** PROMPT **
Copy out, word for word, the lines from the one containing "- data-point-rf09: [160, 563, 167, 571]" through the one containing "- data-point-rf09: [160, 344, 168, 351]", including both of those lines.

☆ ☆ ☆ ☆ ☆ ☆ ☆

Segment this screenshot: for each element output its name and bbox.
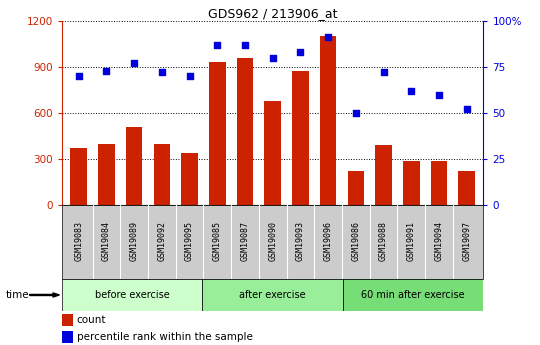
Bar — [431, 161, 447, 205]
Bar — [375, 145, 392, 205]
Text: GSM19095: GSM19095 — [185, 221, 194, 261]
Text: GSM19093: GSM19093 — [296, 221, 305, 261]
Text: GSM19086: GSM19086 — [352, 221, 360, 261]
Text: time: time — [5, 290, 29, 300]
Bar — [343, 279, 483, 311]
Text: 60 min after exercise: 60 min after exercise — [361, 290, 465, 300]
Text: before exercise: before exercise — [95, 290, 170, 300]
Text: count: count — [77, 315, 106, 325]
Title: GDS962 / 213906_at: GDS962 / 213906_at — [208, 7, 338, 20]
Point — [241, 42, 249, 48]
Text: GSM19087: GSM19087 — [240, 221, 249, 261]
Text: GSM19094: GSM19094 — [435, 221, 443, 261]
Bar — [403, 161, 420, 205]
Point — [462, 107, 471, 112]
Bar — [70, 148, 87, 205]
Bar — [202, 279, 343, 311]
Point — [185, 73, 194, 79]
Point — [296, 49, 305, 55]
Text: GSM19084: GSM19084 — [102, 221, 111, 261]
Bar — [98, 144, 114, 205]
Bar — [320, 36, 336, 205]
Point — [379, 70, 388, 75]
Text: GSM19088: GSM19088 — [379, 221, 388, 261]
Text: GSM19085: GSM19085 — [213, 221, 222, 261]
Point — [352, 110, 360, 116]
Bar — [62, 279, 202, 311]
Text: percentile rank within the sample: percentile rank within the sample — [77, 333, 253, 342]
Point — [407, 88, 416, 93]
Bar — [265, 101, 281, 205]
Text: GSM19089: GSM19089 — [130, 221, 139, 261]
Text: GSM19096: GSM19096 — [323, 221, 333, 261]
Bar — [237, 58, 253, 205]
Bar — [181, 153, 198, 205]
Point — [75, 73, 83, 79]
Point — [158, 70, 166, 75]
Point — [324, 34, 333, 40]
Bar — [209, 62, 226, 205]
Bar — [62, 314, 72, 326]
Text: after exercise: after exercise — [239, 290, 306, 300]
Point — [435, 92, 443, 97]
Text: GSM19090: GSM19090 — [268, 221, 277, 261]
Bar — [348, 171, 364, 205]
Bar — [62, 205, 483, 279]
Point — [102, 68, 111, 73]
Bar — [458, 171, 475, 205]
Bar — [126, 127, 143, 205]
Bar — [62, 331, 72, 343]
Point — [268, 55, 277, 60]
Bar — [292, 71, 309, 205]
Point — [213, 42, 221, 48]
Bar — [153, 144, 170, 205]
Text: GSM19091: GSM19091 — [407, 221, 416, 261]
Text: GSM19097: GSM19097 — [462, 221, 471, 261]
Text: GSM19083: GSM19083 — [74, 221, 83, 261]
Text: GSM19092: GSM19092 — [157, 221, 166, 261]
Point — [130, 60, 138, 66]
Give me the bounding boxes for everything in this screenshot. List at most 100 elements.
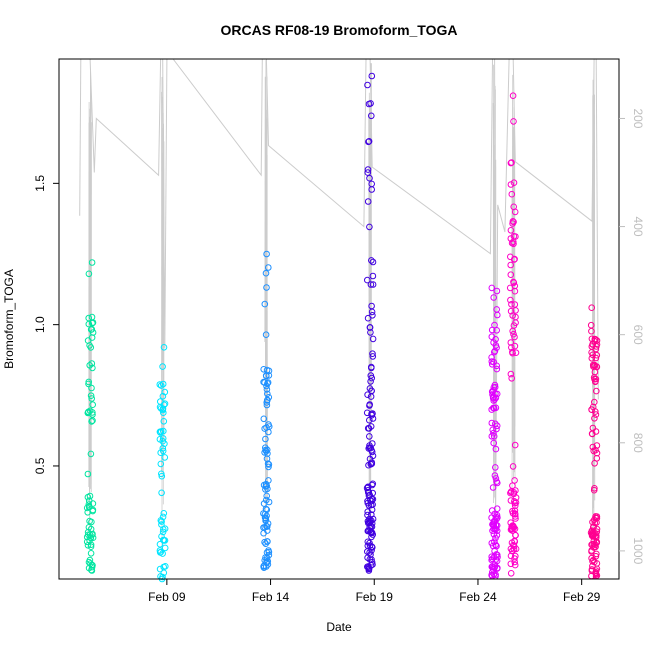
- data-point-rf09: [160, 563, 167, 571]
- data-point-rf10: [263, 506, 271, 514]
- data-point-rf14: [588, 532, 596, 540]
- data-point-rf09: [158, 521, 165, 528]
- data-point-rf12: [492, 445, 500, 453]
- data-point-rf08: [87, 560, 94, 567]
- data-point-rf08: [88, 418, 95, 425]
- data-point-rf14: [592, 553, 600, 560]
- data-point-rf08: [89, 506, 97, 514]
- data-point-rf09: [160, 344, 168, 351]
- data-point-rf10: [261, 524, 269, 531]
- data-point-rf11: [367, 281, 375, 288]
- data-point-rf10: [263, 382, 270, 390]
- data-point-rf13: [507, 307, 515, 315]
- data-point-rf14: [593, 449, 601, 457]
- data-point-rf13: [509, 218, 517, 225]
- pressure-profile-line: [162, 152, 164, 334]
- data-point-rf13: [511, 342, 519, 350]
- data-point-rf08: [85, 314, 92, 322]
- data-point-rf13: [507, 339, 515, 346]
- data-point-rf13: [507, 271, 515, 279]
- data-point-rf11: [363, 409, 371, 417]
- pressure-tick-label: 800: [631, 433, 645, 453]
- data-point-rf13: [507, 519, 515, 527]
- data-point-rf08: [84, 470, 92, 478]
- data-point-rf13: [510, 238, 517, 246]
- right-pressure-axis: 200 400 600 800 1000: [619, 108, 645, 565]
- data-point-rf12: [493, 287, 501, 295]
- data-point-rf14: [593, 351, 601, 359]
- data-point-rf12: [493, 344, 500, 352]
- data-point-rf09: [160, 537, 168, 544]
- data-point-rf12: [488, 358, 496, 365]
- data-point-rf09: [161, 400, 169, 408]
- data-point-rf12: [490, 404, 497, 412]
- data-point-rf09: [157, 449, 164, 457]
- data-point-rf13: [508, 239, 516, 247]
- data-point-rf13: [512, 552, 519, 560]
- data-point-rf11: [369, 544, 376, 551]
- pressure-tick-label: 600: [631, 325, 645, 345]
- data-point-rf13: [512, 545, 520, 553]
- data-point-rf12: [493, 365, 501, 373]
- data-point-rf13: [511, 561, 519, 569]
- data-point-rf08: [85, 497, 93, 505]
- data-point-rf13: [512, 349, 520, 357]
- data-point-rf11: [369, 350, 376, 358]
- data-point-rf10: [263, 492, 271, 500]
- data-point-rf09: [159, 380, 167, 388]
- data-point-rf13: [509, 348, 516, 356]
- data-point-rf13: [507, 570, 515, 577]
- data-point-rf08: [89, 401, 96, 409]
- data-point-rf08: [85, 501, 93, 508]
- data-point-rf11: [365, 138, 372, 146]
- data-point-rf10: [262, 331, 270, 339]
- data-point-rf11: [368, 112, 375, 120]
- data-point-rf08: [87, 392, 95, 400]
- data-point-rf14: [588, 304, 596, 312]
- data-point-rf11: [368, 481, 376, 489]
- x-tick-label: Feb 24: [459, 590, 497, 604]
- data-point-rf12: [492, 571, 499, 579]
- data-point-rf12: [492, 394, 500, 402]
- data-point-rf08: [88, 518, 95, 526]
- data-point-rf09: [158, 472, 166, 480]
- data-point-rf12: [488, 284, 496, 292]
- data-point-rf08: [87, 543, 95, 551]
- data-point-rf09: [161, 440, 168, 448]
- data-point-rf11: [364, 166, 372, 173]
- data-point-rf09: [159, 392, 167, 400]
- data-point-rf10: [261, 538, 268, 546]
- data-point-rf09: [159, 363, 166, 370]
- data-point-rf12: [491, 347, 499, 355]
- data-point-rf13: [510, 118, 517, 125]
- data-point-rf08: [84, 409, 92, 416]
- data-point-rf13: [512, 531, 519, 539]
- data-point-rf14: [588, 430, 596, 438]
- data-point-rf13: [510, 490, 518, 498]
- data-point-rf10: [265, 463, 272, 471]
- data-point-rf12: [493, 306, 501, 313]
- data-point-rf13: [511, 525, 519, 533]
- data-point-rf12: [490, 429, 497, 437]
- data-point-rf11: [366, 433, 373, 440]
- data-point-rf13: [511, 287, 519, 295]
- data-point-rf10: [263, 559, 271, 567]
- data-point-rf12: [489, 391, 496, 398]
- data-point-rf12: [493, 532, 501, 539]
- data-point-rf14: [589, 443, 597, 451]
- data-point-rf13: [510, 278, 517, 286]
- data-point-rf08: [86, 362, 93, 369]
- y-axis-label: Bromoform_TOGA: [2, 269, 16, 369]
- data-point-rf12: [492, 404, 500, 412]
- data-point-rf10: [264, 460, 272, 468]
- data-point-rf10: [263, 386, 271, 393]
- data-point-rf13: [511, 538, 519, 545]
- data-point-rf08: [85, 378, 92, 386]
- data-point-rf10: [265, 367, 273, 375]
- data-point-rf13: [508, 159, 515, 166]
- data-point-rf13: [509, 92, 517, 99]
- data-point-rf11: [366, 442, 373, 449]
- data-point-rf13: [509, 463, 517, 470]
- data-point-rf13: [507, 560, 515, 568]
- data-point-rf13: [510, 330, 517, 338]
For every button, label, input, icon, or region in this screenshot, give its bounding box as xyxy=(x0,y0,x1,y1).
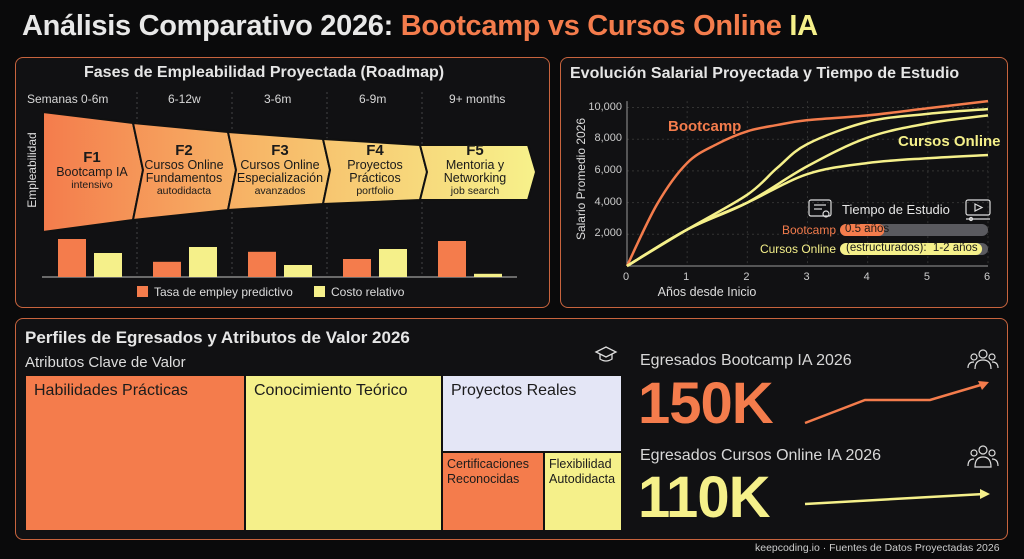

☆ ☆ ☆ ☆ ☆ ☆ ☆

** RESULT OF THIS TASK **
- data-point-rf09: [160, 563, 167, 571]
- data-point-rf10: [263, 506, 271, 514]
- data-point-rf14: [588, 532, 596, 540]
- data-point-rf09: [158, 521, 165, 528]
- data-point-rf12: [492, 445, 500, 453]
- data-point-rf08: [87, 560, 94, 567]
- data-point-rf08: [88, 418, 95, 425]
- data-point-rf14: [592, 553, 600, 560]
- data-point-rf08: [89, 506, 97, 514]
- data-point-rf09: [160, 344, 168, 351]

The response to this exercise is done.